Extract all lines in the data that contain the word "Obecné".

THE RECORDS:
____

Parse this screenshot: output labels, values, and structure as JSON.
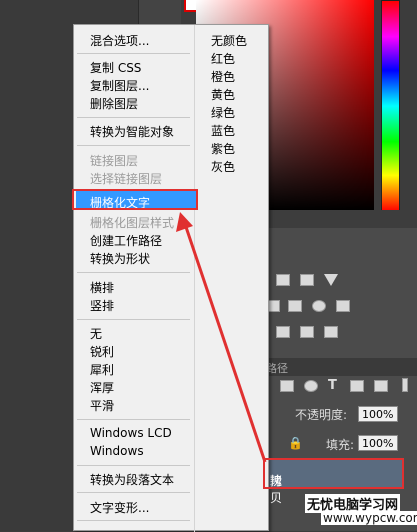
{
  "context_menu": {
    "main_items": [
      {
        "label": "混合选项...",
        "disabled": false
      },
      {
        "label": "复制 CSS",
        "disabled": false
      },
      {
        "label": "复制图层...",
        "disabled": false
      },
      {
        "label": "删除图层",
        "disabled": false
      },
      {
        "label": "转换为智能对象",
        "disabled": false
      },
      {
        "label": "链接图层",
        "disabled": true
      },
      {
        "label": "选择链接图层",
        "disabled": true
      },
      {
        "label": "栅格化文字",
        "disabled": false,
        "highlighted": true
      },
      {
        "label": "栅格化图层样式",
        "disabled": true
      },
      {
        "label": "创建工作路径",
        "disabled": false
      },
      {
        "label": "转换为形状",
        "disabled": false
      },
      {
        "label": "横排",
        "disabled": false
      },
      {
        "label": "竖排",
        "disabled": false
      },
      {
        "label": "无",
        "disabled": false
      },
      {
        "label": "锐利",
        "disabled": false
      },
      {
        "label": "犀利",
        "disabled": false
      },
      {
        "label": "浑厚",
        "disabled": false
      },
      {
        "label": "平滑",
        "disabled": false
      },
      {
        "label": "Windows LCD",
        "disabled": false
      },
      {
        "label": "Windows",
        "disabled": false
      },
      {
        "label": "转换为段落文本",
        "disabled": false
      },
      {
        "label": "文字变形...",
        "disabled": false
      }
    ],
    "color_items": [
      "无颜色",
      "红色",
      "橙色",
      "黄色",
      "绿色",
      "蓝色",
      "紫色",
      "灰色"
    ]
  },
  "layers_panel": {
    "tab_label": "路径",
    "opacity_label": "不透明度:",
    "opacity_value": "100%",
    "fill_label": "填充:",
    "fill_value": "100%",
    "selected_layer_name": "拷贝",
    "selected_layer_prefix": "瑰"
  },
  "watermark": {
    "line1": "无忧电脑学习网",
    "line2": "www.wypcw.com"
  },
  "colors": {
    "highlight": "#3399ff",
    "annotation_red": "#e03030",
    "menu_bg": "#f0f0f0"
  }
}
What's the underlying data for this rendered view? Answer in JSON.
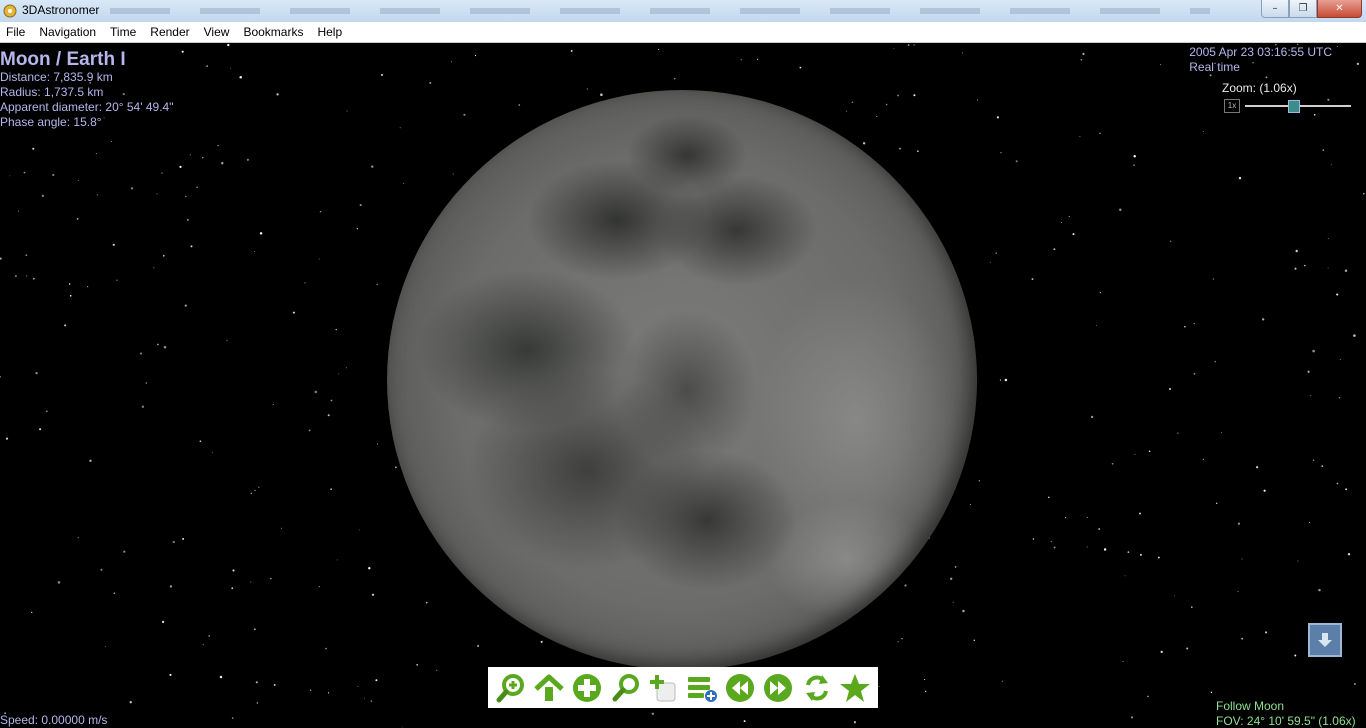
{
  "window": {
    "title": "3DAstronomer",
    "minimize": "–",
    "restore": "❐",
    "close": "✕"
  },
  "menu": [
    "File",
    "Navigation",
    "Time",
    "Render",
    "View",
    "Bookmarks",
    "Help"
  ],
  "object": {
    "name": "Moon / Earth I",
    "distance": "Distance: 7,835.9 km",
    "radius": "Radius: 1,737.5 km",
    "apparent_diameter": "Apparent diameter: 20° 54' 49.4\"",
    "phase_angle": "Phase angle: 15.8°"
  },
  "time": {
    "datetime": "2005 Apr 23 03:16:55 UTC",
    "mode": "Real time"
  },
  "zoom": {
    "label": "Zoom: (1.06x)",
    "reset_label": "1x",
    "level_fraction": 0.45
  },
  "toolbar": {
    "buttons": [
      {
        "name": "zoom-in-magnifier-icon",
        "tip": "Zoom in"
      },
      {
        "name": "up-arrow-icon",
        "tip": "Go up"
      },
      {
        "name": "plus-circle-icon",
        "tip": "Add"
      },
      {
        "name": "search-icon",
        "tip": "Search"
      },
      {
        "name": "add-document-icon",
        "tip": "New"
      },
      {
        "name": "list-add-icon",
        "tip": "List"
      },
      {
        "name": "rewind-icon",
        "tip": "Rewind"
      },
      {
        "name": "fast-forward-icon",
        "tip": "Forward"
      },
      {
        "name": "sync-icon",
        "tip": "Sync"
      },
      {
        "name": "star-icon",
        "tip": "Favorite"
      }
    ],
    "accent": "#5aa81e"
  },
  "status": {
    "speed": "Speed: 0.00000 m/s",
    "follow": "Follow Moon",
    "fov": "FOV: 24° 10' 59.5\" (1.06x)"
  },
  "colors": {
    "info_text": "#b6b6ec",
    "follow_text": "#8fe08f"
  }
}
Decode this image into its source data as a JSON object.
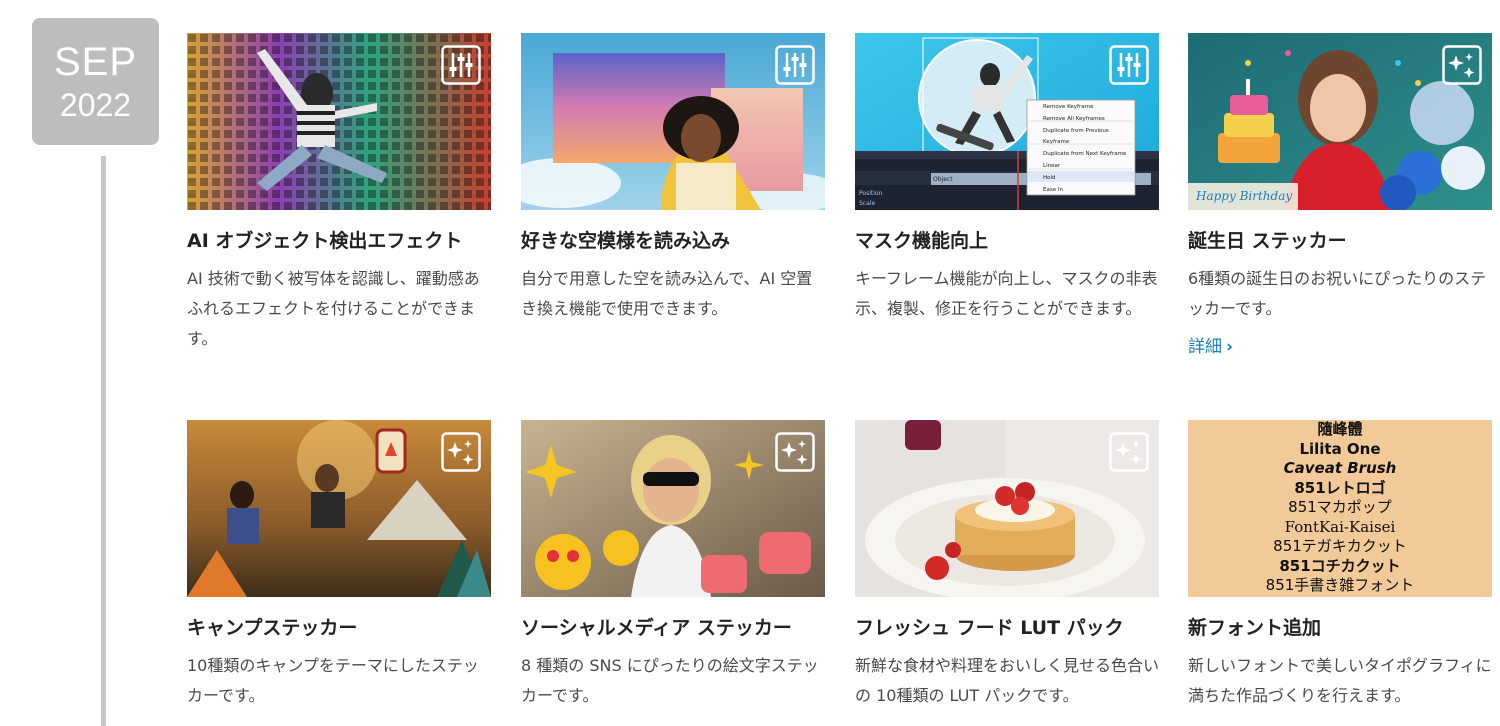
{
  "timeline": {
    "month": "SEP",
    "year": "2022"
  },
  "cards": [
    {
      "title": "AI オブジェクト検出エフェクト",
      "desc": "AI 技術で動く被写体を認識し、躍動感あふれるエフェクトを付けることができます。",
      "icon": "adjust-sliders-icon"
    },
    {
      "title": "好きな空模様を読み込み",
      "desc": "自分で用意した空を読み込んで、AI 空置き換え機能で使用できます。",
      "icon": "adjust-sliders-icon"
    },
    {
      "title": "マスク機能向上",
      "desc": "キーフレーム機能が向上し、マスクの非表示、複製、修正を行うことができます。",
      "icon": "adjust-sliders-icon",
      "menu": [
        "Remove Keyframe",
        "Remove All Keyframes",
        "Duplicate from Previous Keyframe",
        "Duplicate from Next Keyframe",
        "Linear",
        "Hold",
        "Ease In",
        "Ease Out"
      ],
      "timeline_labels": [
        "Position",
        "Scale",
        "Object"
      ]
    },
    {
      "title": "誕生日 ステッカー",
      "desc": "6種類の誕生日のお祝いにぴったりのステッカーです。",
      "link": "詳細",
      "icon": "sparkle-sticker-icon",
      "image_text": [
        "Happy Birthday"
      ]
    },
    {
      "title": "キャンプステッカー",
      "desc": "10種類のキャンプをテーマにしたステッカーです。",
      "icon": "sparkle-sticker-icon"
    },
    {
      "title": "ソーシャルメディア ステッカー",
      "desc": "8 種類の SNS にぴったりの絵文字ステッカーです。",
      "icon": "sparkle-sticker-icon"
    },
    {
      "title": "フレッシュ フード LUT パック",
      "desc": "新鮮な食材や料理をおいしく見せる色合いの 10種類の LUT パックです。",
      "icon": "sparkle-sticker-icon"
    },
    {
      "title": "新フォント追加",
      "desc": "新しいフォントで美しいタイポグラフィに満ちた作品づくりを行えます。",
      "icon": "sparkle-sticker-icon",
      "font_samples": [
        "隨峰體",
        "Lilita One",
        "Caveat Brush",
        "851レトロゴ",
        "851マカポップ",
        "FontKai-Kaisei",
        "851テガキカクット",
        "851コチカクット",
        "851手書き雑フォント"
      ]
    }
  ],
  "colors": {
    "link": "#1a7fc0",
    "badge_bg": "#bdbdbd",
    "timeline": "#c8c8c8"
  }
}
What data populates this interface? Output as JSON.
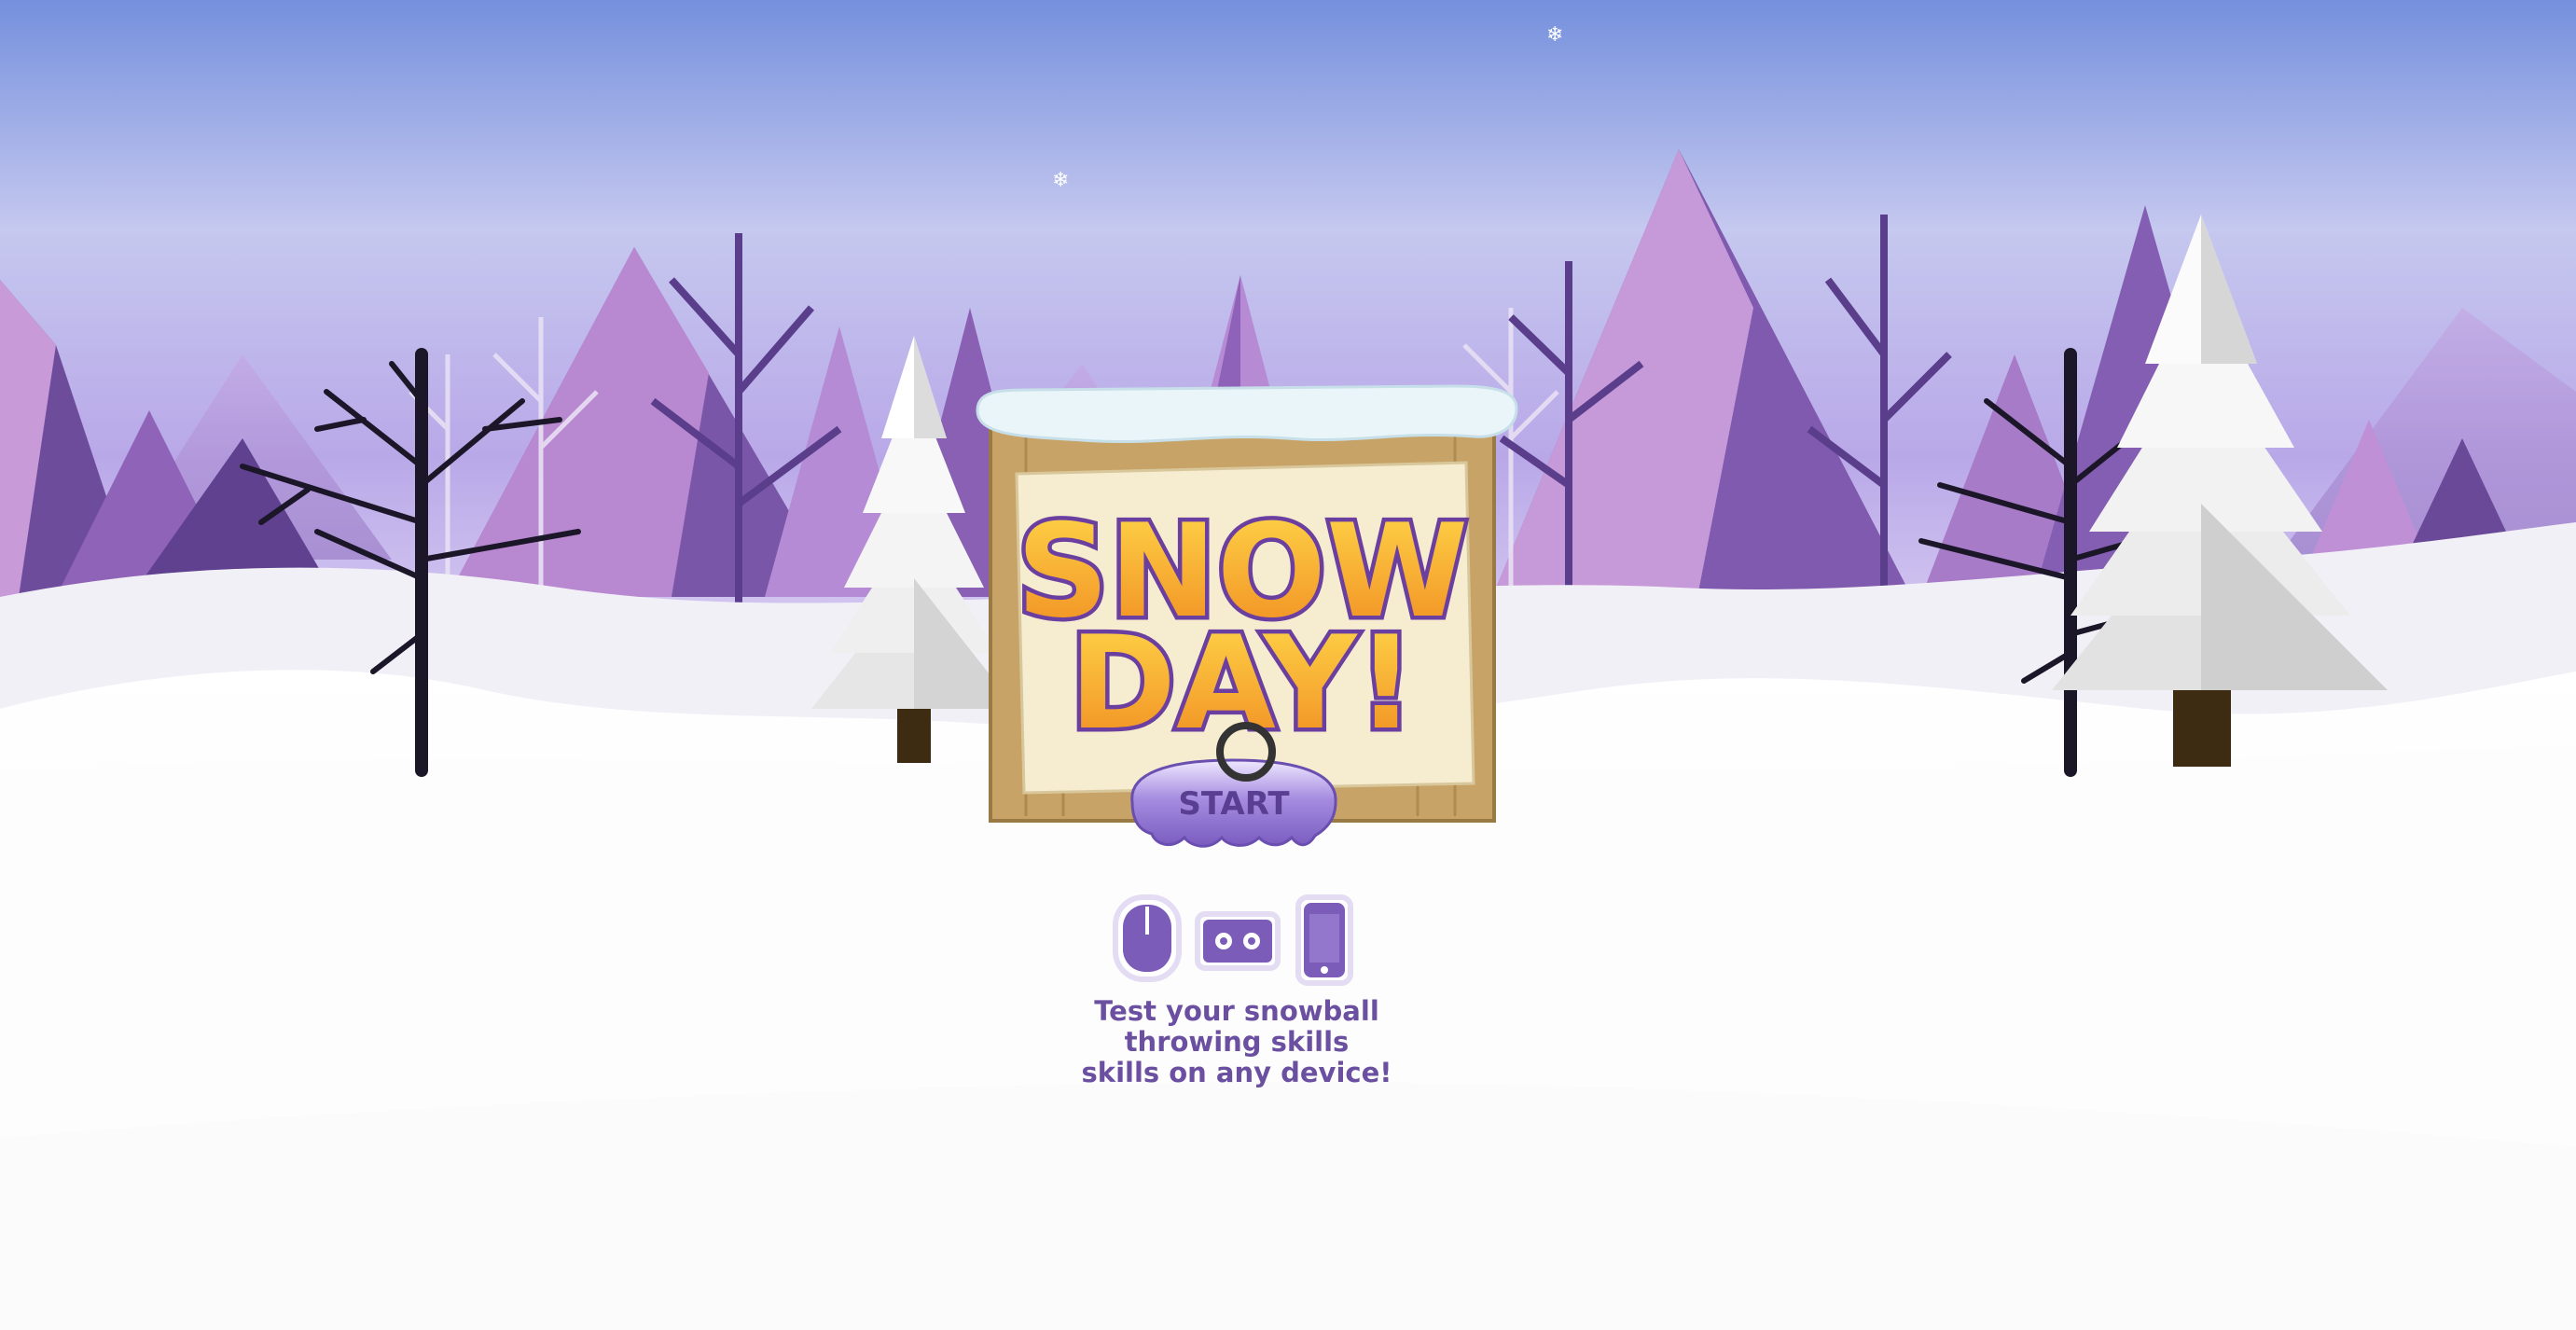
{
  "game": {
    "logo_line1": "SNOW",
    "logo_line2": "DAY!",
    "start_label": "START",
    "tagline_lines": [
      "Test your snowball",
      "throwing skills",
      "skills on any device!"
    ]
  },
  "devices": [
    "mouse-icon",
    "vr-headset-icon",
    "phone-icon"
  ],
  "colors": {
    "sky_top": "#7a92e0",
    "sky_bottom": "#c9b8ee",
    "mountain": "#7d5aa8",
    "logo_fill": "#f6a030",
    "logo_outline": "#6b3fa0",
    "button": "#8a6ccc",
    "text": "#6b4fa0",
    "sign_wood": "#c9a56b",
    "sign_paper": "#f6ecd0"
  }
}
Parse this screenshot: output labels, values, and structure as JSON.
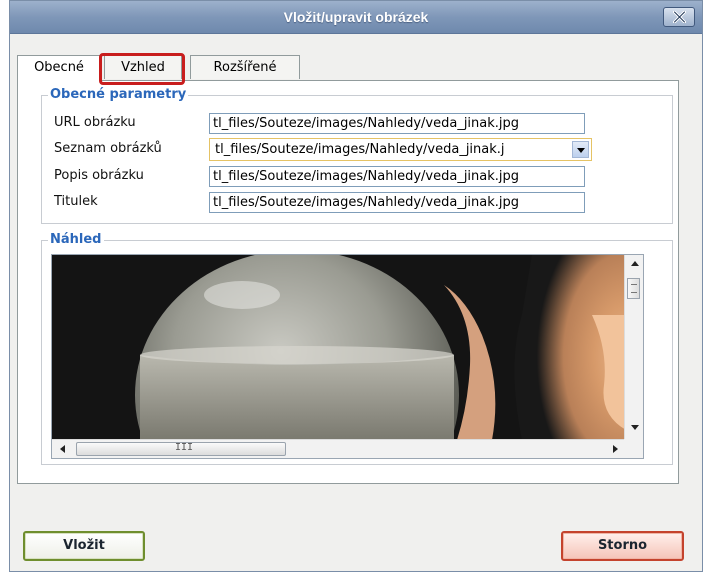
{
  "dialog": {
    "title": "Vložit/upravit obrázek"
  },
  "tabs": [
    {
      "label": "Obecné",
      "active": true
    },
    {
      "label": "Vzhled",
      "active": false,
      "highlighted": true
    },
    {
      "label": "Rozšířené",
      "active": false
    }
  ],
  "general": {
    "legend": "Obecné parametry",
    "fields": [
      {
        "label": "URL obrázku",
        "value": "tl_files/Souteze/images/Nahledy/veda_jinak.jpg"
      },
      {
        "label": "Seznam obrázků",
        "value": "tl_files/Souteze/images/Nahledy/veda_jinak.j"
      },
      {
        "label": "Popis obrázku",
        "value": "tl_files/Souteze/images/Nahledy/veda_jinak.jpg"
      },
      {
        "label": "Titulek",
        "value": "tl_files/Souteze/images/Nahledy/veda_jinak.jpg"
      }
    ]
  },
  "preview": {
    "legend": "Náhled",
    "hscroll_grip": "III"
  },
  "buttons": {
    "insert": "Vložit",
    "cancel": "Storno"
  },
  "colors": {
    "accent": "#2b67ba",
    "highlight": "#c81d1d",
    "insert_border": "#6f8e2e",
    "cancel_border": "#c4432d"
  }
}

____

RESULT:
      "label": "Obecné",
    "legend": "Obecné parametry",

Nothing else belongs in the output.